What needs to be done
In the material below, find all lines with the string "drain" and copy them.

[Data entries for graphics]

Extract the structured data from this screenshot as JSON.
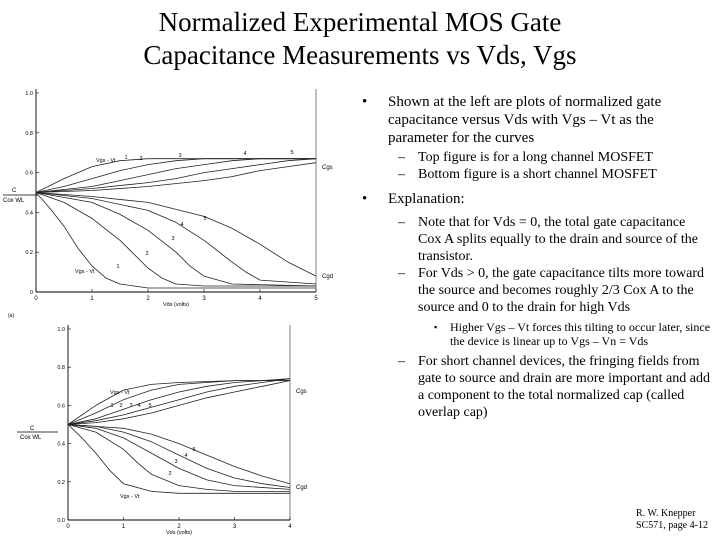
{
  "title": {
    "line1": "Normalized Experimental MOS Gate",
    "line2": "Capacitance Measurements vs Vds, Vgs"
  },
  "bullets": {
    "b1": "Shown at the left are plots of normalized gate capacitance versus Vds with Vgs – Vt as the parameter for the curves",
    "b1_sub1": "Top figure is for a long channel MOSFET",
    "b1_sub2": "Bottom figure is a short channel MOSFET",
    "b2": "Explanation:",
    "b2_sub1": "Note that for Vds = 0, the total gate capacitance Cox A splits equally to the drain and source of the transistor.",
    "b2_sub2": "For Vds > 0, the gate capacitance tilts more toward the source and becomes roughly 2/3 Cox A to the source and 0 to the drain for high Vds",
    "b2_sub2_sub1": "Higher Vgs – Vt forces this tilting to occur later, since the device is linear up to Vgs – Vn = Vds",
    "b2_sub3": "For short channel devices, the fringing fields from gate to source and drain are more important and add a component to the total normalized cap (called overlap cap)"
  },
  "markers": {
    "bullet": "•",
    "dash": "–",
    "small": "▪"
  },
  "credit": {
    "line1": "R. W. Knepper",
    "line2": "SC571, page 4-12"
  },
  "chart_data": [
    {
      "type": "line",
      "panel_label": "(a)",
      "ylabel_top": "C",
      "ylabel_bottom": "Cox WL",
      "xlabel": "Vds (volts)",
      "x_ticks": [
        "0",
        "1",
        "2",
        "3",
        "4",
        "5"
      ],
      "y_ticks": [
        "0",
        "0.2",
        "0.4",
        "0.6",
        "0.8",
        "1.0"
      ],
      "xlim": [
        0,
        5
      ],
      "ylim": [
        0,
        1.0
      ],
      "annotations": [
        "Vgs - Vt",
        "Vgs - Vt",
        "Cgs",
        "Cgd",
        "1",
        "2",
        "3",
        "4",
        "5",
        "1",
        "2",
        "3",
        "4",
        "5"
      ],
      "series": [
        {
          "group": "Cgs",
          "parameter": "1",
          "x": [
            0,
            0.5,
            1,
            1.5,
            2,
            3,
            4,
            5
          ],
          "y": [
            0.5,
            0.57,
            0.63,
            0.66,
            0.67,
            0.67,
            0.67,
            0.67
          ]
        },
        {
          "group": "Cgs",
          "parameter": "2",
          "x": [
            0,
            0.5,
            1,
            1.5,
            2,
            2.5,
            3,
            4,
            5
          ],
          "y": [
            0.5,
            0.53,
            0.57,
            0.61,
            0.64,
            0.66,
            0.67,
            0.67,
            0.67
          ]
        },
        {
          "group": "Cgs",
          "parameter": "3",
          "x": [
            0,
            1,
            1.5,
            2,
            2.5,
            3,
            3.5,
            4,
            5
          ],
          "y": [
            0.5,
            0.53,
            0.56,
            0.59,
            0.62,
            0.64,
            0.66,
            0.67,
            0.67
          ]
        },
        {
          "group": "Cgs",
          "parameter": "4",
          "x": [
            0,
            1,
            2,
            2.5,
            3,
            3.5,
            4,
            4.5,
            5
          ],
          "y": [
            0.5,
            0.52,
            0.55,
            0.57,
            0.6,
            0.62,
            0.64,
            0.66,
            0.67
          ]
        },
        {
          "group": "Cgs",
          "parameter": "5",
          "x": [
            0,
            1,
            2,
            3,
            3.5,
            4,
            4.5,
            5
          ],
          "y": [
            0.5,
            0.51,
            0.53,
            0.56,
            0.58,
            0.61,
            0.63,
            0.65
          ]
        },
        {
          "group": "Cgd",
          "parameter": "1",
          "x": [
            0,
            0.25,
            0.5,
            0.75,
            1,
            1.25,
            1.5,
            2,
            3,
            5
          ],
          "y": [
            0.5,
            0.42,
            0.33,
            0.22,
            0.13,
            0.07,
            0.04,
            0.02,
            0.02,
            0.02
          ]
        },
        {
          "group": "Cgd",
          "parameter": "2",
          "x": [
            0,
            0.5,
            1,
            1.5,
            1.75,
            2,
            2.25,
            2.5,
            3,
            5
          ],
          "y": [
            0.5,
            0.45,
            0.37,
            0.26,
            0.19,
            0.12,
            0.07,
            0.04,
            0.03,
            0.03
          ]
        },
        {
          "group": "Cgd",
          "parameter": "3",
          "x": [
            0,
            1,
            1.5,
            2,
            2.5,
            2.75,
            3,
            3.5,
            5
          ],
          "y": [
            0.5,
            0.45,
            0.39,
            0.31,
            0.2,
            0.13,
            0.08,
            0.04,
            0.03
          ]
        },
        {
          "group": "Cgd",
          "parameter": "4",
          "x": [
            0,
            1,
            2,
            2.5,
            3,
            3.5,
            3.75,
            4,
            5
          ],
          "y": [
            0.5,
            0.47,
            0.41,
            0.35,
            0.26,
            0.15,
            0.1,
            0.06,
            0.04
          ]
        },
        {
          "group": "Cgd",
          "parameter": "5",
          "x": [
            0,
            1,
            2,
            3,
            3.5,
            4,
            4.5,
            5
          ],
          "y": [
            0.5,
            0.48,
            0.45,
            0.38,
            0.32,
            0.24,
            0.15,
            0.08
          ]
        }
      ]
    },
    {
      "type": "line",
      "ylabel_top": "C",
      "ylabel_bottom": "Cox WL",
      "xlabel": "Vds (volts)",
      "x_ticks": [
        "0",
        "1",
        "2",
        "3",
        "4"
      ],
      "y_ticks": [
        "0.0",
        "0.2",
        "0.4",
        "0.6",
        "0.8",
        "1.0"
      ],
      "xlim": [
        0,
        4
      ],
      "ylim": [
        0,
        1.0
      ],
      "annotations": [
        "Vgs - Vt",
        "Vgs - Vt",
        "Cgs",
        "Cgd",
        "1",
        "2",
        "3",
        "4",
        "5",
        "2",
        "3",
        "4",
        "5"
      ],
      "series": [
        {
          "group": "Cgs",
          "parameter": "1",
          "x": [
            0,
            0.5,
            1,
            1.5,
            2,
            3,
            4
          ],
          "y": [
            0.5,
            0.6,
            0.68,
            0.71,
            0.72,
            0.73,
            0.73
          ]
        },
        {
          "group": "Cgs",
          "parameter": "2",
          "x": [
            0,
            0.5,
            1,
            1.5,
            2,
            2.5,
            3,
            4
          ],
          "y": [
            0.5,
            0.56,
            0.63,
            0.68,
            0.71,
            0.72,
            0.73,
            0.73
          ]
        },
        {
          "group": "Cgs",
          "parameter": "3",
          "x": [
            0,
            0.5,
            1,
            1.5,
            2,
            2.5,
            3,
            4
          ],
          "y": [
            0.5,
            0.53,
            0.58,
            0.63,
            0.67,
            0.7,
            0.72,
            0.74
          ]
        },
        {
          "group": "Cgs",
          "parameter": "4",
          "x": [
            0,
            0.5,
            1,
            1.5,
            2,
            2.5,
            3,
            4
          ],
          "y": [
            0.5,
            0.52,
            0.55,
            0.59,
            0.63,
            0.67,
            0.7,
            0.74
          ]
        },
        {
          "group": "Cgs",
          "parameter": "5",
          "x": [
            0,
            0.5,
            1,
            1.5,
            2,
            2.5,
            3,
            3.5,
            4
          ],
          "y": [
            0.5,
            0.51,
            0.53,
            0.56,
            0.6,
            0.64,
            0.67,
            0.7,
            0.73
          ]
        },
        {
          "group": "Cgd",
          "parameter": "1",
          "x": [
            0,
            0.25,
            0.5,
            0.75,
            1,
            1.5,
            2,
            3,
            4
          ],
          "y": [
            0.5,
            0.43,
            0.35,
            0.26,
            0.19,
            0.15,
            0.14,
            0.14,
            0.14
          ]
        },
        {
          "group": "Cgd",
          "parameter": "2",
          "x": [
            0,
            0.5,
            1,
            1.25,
            1.5,
            2,
            2.5,
            3,
            4
          ],
          "y": [
            0.5,
            0.46,
            0.37,
            0.3,
            0.24,
            0.18,
            0.16,
            0.15,
            0.15
          ]
        },
        {
          "group": "Cgd",
          "parameter": "3",
          "x": [
            0,
            0.5,
            1,
            1.5,
            2,
            2.5,
            3,
            4
          ],
          "y": [
            0.5,
            0.48,
            0.43,
            0.35,
            0.27,
            0.21,
            0.18,
            0.16
          ]
        },
        {
          "group": "Cgd",
          "parameter": "4",
          "x": [
            0,
            0.5,
            1,
            1.5,
            2,
            2.5,
            3,
            3.5,
            4
          ],
          "y": [
            0.5,
            0.49,
            0.46,
            0.41,
            0.34,
            0.27,
            0.22,
            0.19,
            0.17
          ]
        },
        {
          "group": "Cgd",
          "parameter": "5",
          "x": [
            0,
            0.5,
            1,
            1.5,
            2,
            2.5,
            3,
            3.5,
            4
          ],
          "y": [
            0.5,
            0.49,
            0.48,
            0.45,
            0.4,
            0.34,
            0.28,
            0.23,
            0.19
          ]
        }
      ]
    }
  ]
}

Answer to this problem
    "b2_sub1": "Note that for Vds = 0, the total gate capacitance Cox A splits equally to the drain and source of the transistor.",
    "b2_sub2": "For Vds > 0, the gate capacitance tilts more toward the source and becomes roughly 2/3 Cox A to the source and 0 to the drain for high Vds",
    "b2_sub3": "For short channel devices, the fringing fields from gate to source and drain are more important and add a component to the total normalized cap (called overlap cap)"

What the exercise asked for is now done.